┌─ DATA ENTRIES

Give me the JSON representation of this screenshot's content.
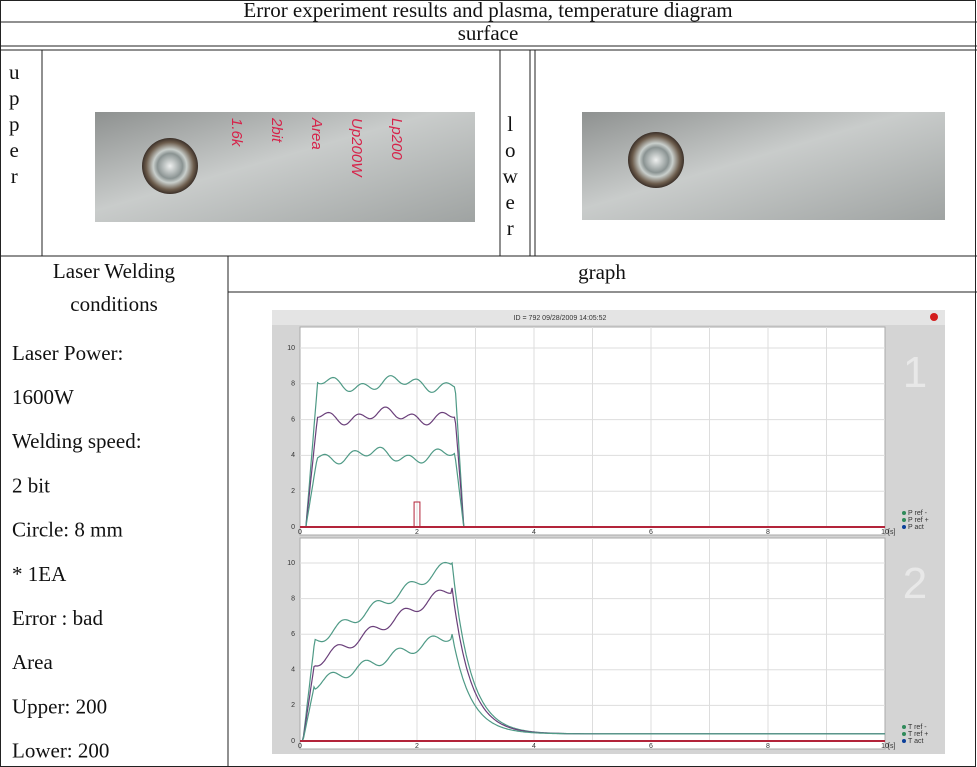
{
  "header": {
    "title": "Error experiment results and plasma, temperature diagram",
    "surface": "surface"
  },
  "surface": {
    "upper_label": "upper",
    "lower_label": "lower",
    "upper_markings": [
      "1.6k",
      "2bit",
      "Area",
      "Up200W",
      "Lp200"
    ]
  },
  "conditions": {
    "title_lines": [
      "Laser Welding",
      "conditions"
    ],
    "lines": [
      "Laser Power:",
      "1600W",
      "Welding speed:",
      "2 bit",
      "Circle: 8 mm",
      "* 1EA",
      "Error : bad",
      "Area",
      "Upper: 200",
      "Lower: 200"
    ]
  },
  "graph": {
    "title": "graph",
    "screen": {
      "id_text": "ID = 792 09/28/2009  14:05:52",
      "panels": [
        {
          "number": "1",
          "y_ticks": [
            "10",
            "8",
            "6",
            "4",
            "2",
            "0"
          ],
          "x_ticks": [
            "0",
            "2",
            "4",
            "6",
            "8",
            "10"
          ],
          "x_unit": "[s]",
          "legend": [
            "P ref -",
            "P ref +",
            "P act"
          ]
        },
        {
          "number": "2",
          "y_ticks": [
            "10",
            "8",
            "6",
            "4",
            "2",
            "0"
          ],
          "x_ticks": [
            "0",
            "2",
            "4",
            "6",
            "8",
            "10"
          ],
          "x_unit": "[s]",
          "legend": [
            "T ref -",
            "T ref +",
            "T act"
          ]
        }
      ]
    }
  }
}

└─

AIM OF THE TASK ▸
Copy out all the data without changing anything, and drop the pictures.

EXERCISE RESPONSE ▸
Give me the JSON representation of this screenshot's content.
{
  "header": {
    "title": "Error experiment results and plasma, temperature diagram",
    "surface": "surface"
  },
  "surface": {
    "upper_label": "upper",
    "lower_label": "lower",
    "upper_markings": [
      "1.6k",
      "2bit",
      "Area",
      "Up200W",
      "Lp200"
    ]
  },
  "conditions": {
    "title_lines": [
      "Laser Welding",
      "conditions"
    ],
    "lines": [
      "Laser Power:",
      "1600W",
      "Welding speed:",
      "2 bit",
      "Circle: 8 mm",
      "* 1EA",
      "Error : bad",
      "Area",
      "Upper: 200",
      "Lower: 200"
    ]
  },
  "graph": {
    "title": "graph",
    "screen": {
      "id_text": "ID = 792 09/28/2009  14:05:52",
      "panels": [
        {
          "number": "1",
          "y_ticks": [
            "10",
            "8",
            "6",
            "4",
            "2",
            "0"
          ],
          "x_ticks": [
            "0",
            "2",
            "4",
            "6",
            "8",
            "10"
          ],
          "x_unit": "[s]",
          "legend": [
            "P ref -",
            "P ref +",
            "P act"
          ]
        },
        {
          "number": "2",
          "y_ticks": [
            "10",
            "8",
            "6",
            "4",
            "2",
            "0"
          ],
          "x_ticks": [
            "0",
            "2",
            "4",
            "6",
            "8",
            "10"
          ],
          "x_unit": "[s]",
          "legend": [
            "T ref -",
            "T ref +",
            "T act"
          ]
        }
      ]
    }
  }
}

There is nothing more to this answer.